■ Exercise brief ■
Take the entries below and print all of them exactly, please.

■ Dataset content ■
=======

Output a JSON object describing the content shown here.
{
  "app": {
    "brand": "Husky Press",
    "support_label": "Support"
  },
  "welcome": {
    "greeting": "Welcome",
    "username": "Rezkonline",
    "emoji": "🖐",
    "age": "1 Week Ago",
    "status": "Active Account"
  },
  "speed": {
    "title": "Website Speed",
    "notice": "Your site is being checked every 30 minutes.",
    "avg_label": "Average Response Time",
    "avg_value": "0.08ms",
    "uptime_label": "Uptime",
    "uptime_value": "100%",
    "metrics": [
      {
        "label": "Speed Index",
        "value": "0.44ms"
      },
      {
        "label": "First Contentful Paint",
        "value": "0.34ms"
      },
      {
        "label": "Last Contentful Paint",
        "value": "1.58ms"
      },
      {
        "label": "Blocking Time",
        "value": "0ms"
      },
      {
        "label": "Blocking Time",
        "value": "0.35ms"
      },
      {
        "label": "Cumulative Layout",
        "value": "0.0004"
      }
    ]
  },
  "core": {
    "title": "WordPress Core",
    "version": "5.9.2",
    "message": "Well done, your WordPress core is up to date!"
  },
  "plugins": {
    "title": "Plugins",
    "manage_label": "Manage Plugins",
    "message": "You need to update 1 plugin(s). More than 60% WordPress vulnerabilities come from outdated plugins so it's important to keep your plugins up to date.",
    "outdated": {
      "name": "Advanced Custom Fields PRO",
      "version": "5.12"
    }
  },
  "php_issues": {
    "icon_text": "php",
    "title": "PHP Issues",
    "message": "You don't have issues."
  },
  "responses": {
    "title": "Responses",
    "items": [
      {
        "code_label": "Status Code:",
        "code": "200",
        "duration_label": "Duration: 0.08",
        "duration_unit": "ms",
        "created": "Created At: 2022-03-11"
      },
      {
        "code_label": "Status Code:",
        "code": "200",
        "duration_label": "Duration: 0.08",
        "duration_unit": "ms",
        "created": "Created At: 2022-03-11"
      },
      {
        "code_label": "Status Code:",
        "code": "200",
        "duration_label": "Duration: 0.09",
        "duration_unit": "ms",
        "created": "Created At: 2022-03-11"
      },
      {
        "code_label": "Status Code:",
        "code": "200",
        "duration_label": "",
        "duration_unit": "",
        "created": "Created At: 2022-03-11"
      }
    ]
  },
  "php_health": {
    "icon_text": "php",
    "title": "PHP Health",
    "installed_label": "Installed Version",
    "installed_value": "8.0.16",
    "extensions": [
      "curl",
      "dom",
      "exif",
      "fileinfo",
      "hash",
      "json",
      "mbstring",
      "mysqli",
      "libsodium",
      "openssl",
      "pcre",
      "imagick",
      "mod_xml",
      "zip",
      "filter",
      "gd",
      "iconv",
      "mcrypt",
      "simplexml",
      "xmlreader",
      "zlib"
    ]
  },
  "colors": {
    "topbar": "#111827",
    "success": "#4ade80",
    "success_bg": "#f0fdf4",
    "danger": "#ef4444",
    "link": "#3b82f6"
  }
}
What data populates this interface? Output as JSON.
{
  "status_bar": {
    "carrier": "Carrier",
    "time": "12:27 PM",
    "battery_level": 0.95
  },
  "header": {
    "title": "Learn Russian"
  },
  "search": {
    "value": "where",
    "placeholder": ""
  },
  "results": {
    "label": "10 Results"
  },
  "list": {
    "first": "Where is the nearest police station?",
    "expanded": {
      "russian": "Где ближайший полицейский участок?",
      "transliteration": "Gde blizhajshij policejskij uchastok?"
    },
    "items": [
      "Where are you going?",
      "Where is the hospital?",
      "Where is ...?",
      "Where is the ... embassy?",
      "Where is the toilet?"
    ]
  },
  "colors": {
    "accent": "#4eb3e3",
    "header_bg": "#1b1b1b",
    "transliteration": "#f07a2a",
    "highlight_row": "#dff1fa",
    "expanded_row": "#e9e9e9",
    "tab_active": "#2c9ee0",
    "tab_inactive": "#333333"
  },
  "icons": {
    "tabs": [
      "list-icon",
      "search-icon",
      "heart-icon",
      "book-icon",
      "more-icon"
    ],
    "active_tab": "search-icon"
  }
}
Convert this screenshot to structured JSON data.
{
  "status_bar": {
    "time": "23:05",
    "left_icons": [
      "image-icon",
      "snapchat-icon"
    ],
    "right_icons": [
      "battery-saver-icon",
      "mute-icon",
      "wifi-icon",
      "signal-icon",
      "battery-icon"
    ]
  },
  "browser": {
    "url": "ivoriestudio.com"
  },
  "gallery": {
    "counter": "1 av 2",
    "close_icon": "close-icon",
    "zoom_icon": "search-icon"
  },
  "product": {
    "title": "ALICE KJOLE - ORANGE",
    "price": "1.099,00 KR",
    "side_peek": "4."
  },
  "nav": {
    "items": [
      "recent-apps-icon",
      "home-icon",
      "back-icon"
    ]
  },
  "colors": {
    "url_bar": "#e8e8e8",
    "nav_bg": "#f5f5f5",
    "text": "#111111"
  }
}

=======

■ Exercise result ■
Output a JSON object describing the content shown here.
{
  "app": {
    "brand": "Husky Press",
    "support_label": "Support"
  },
  "welcome": {
    "greeting": "Welcome",
    "username": "Rezkonline",
    "emoji": "🖐",
    "age": "1 Week Ago",
    "status": "Active Account"
  },
  "speed": {
    "title": "Website Speed",
    "notice": "Your site is being checked every 30 minutes.",
    "avg_label": "Average Response Time",
    "avg_value": "0.08ms",
    "uptime_label": "Uptime",
    "uptime_value": "100%",
    "metrics": [
      {
        "label": "Speed Index",
        "value": "0.44ms"
      },
      {
        "label": "First Contentful Paint",
        "value": "0.34ms"
      },
      {
        "label": "Last Contentful Paint",
        "value": "1.58ms"
      },
      {
        "label": "Blocking Time",
        "value": "0ms"
      },
      {
        "label": "Blocking Time",
        "value": "0.35ms"
      },
      {
        "label": "Cumulative Layout",
        "value": "0.0004"
      }
    ]
  },
  "core": {
    "title": "WordPress Core",
    "version": "5.9.2",
    "message": "Well done, your WordPress core is up to date!"
  },
  "plugins": {
    "title": "Plugins",
    "manage_label": "Manage Plugins",
    "message": "You need to update 1 plugin(s). More than 60% WordPress vulnerabilities come from outdated plugins so it's important to keep your plugins up to date.",
    "outdated": {
      "name": "Advanced Custom Fields PRO",
      "version": "5.12"
    }
  },
  "php_issues": {
    "icon_text": "php",
    "title": "PHP Issues",
    "message": "You don't have issues."
  },
  "responses": {
    "title": "Responses",
    "items": [
      {
        "code_label": "Status Code:",
        "code": "200",
        "duration_label": "Duration: 0.08",
        "duration_unit": "ms",
        "created": "Created At: 2022-03-11"
      },
      {
        "code_label": "Status Code:",
        "code": "200",
        "duration_label": "Duration: 0.08",
        "duration_unit": "ms",
        "created": "Created At: 2022-03-11"
      },
      {
        "code_label": "Status Code:",
        "code": "200",
        "duration_label": "Duration: 0.09",
        "duration_unit": "ms",
        "created": "Created At: 2022-03-11"
      },
      {
        "code_label": "Status Code:",
        "code": "200",
        "duration_label": "",
        "duration_unit": "",
        "created": "Created At: 2022-03-11"
      }
    ]
  },
  "php_health": {
    "icon_text": "php",
    "title": "PHP Health",
    "installed_label": "Installed Version",
    "installed_value": "8.0.16",
    "extensions": [
      "curl",
      "dom",
      "exif",
      "fileinfo",
      "hash",
      "json",
      "mbstring",
      "mysqli",
      "libsodium",
      "openssl",
      "pcre",
      "imagick",
      "mod_xml",
      "zip",
      "filter",
      "gd",
      "iconv",
      "mcrypt",
      "simplexml",
      "xmlreader",
      "zlib"
    ]
  },
  "colors": {
    "topbar": "#111827",
    "success": "#4ade80",
    "success_bg": "#f0fdf4",
    "danger": "#ef4444",
    "link": "#3b82f6"
  }
}
What data populates this interface? Output as JSON.
{
  "status_bar": {
    "carrier": "Carrier",
    "time": "12:27 PM",
    "battery_level": 0.95
  },
  "header": {
    "title": "Learn Russian"
  },
  "search": {
    "value": "where",
    "placeholder": ""
  },
  "results": {
    "label": "10 Results"
  },
  "list": {
    "first": "Where is the nearest police station?",
    "expanded": {
      "russian": "Где ближайший полицейский участок?",
      "transliteration": "Gde blizhajshij policejskij uchastok?"
    },
    "items": [
      "Where are you going?",
      "Where is the hospital?",
      "Where is ...?",
      "Where is the ... embassy?",
      "Where is the toilet?"
    ]
  },
  "colors": {
    "accent": "#4eb3e3",
    "header_bg": "#1b1b1b",
    "transliteration": "#f07a2a",
    "highlight_row": "#dff1fa",
    "expanded_row": "#e9e9e9",
    "tab_active": "#2c9ee0",
    "tab_inactive": "#333333"
  },
  "icons": {
    "tabs": [
      "list-icon",
      "search-icon",
      "heart-icon",
      "book-icon",
      "more-icon"
    ],
    "active_tab": "search-icon"
  }
}
Convert this screenshot to structured JSON data.
{
  "status_bar": {
    "time": "23:05",
    "left_icons": [
      "image-icon",
      "snapchat-icon"
    ],
    "right_icons": [
      "battery-saver-icon",
      "mute-icon",
      "wifi-icon",
      "signal-icon",
      "battery-icon"
    ]
  },
  "browser": {
    "url": "ivoriestudio.com"
  },
  "gallery": {
    "counter": "1 av 2",
    "close_icon": "close-icon",
    "zoom_icon": "search-icon"
  },
  "product": {
    "title": "ALICE KJOLE - ORANGE",
    "price": "1.099,00 KR",
    "side_peek": "4."
  },
  "nav": {
    "items": [
      "recent-apps-icon",
      "home-icon",
      "back-icon"
    ]
  },
  "colors": {
    "url_bar": "#e8e8e8",
    "nav_bg": "#f5f5f5",
    "text": "#111111"
  }
}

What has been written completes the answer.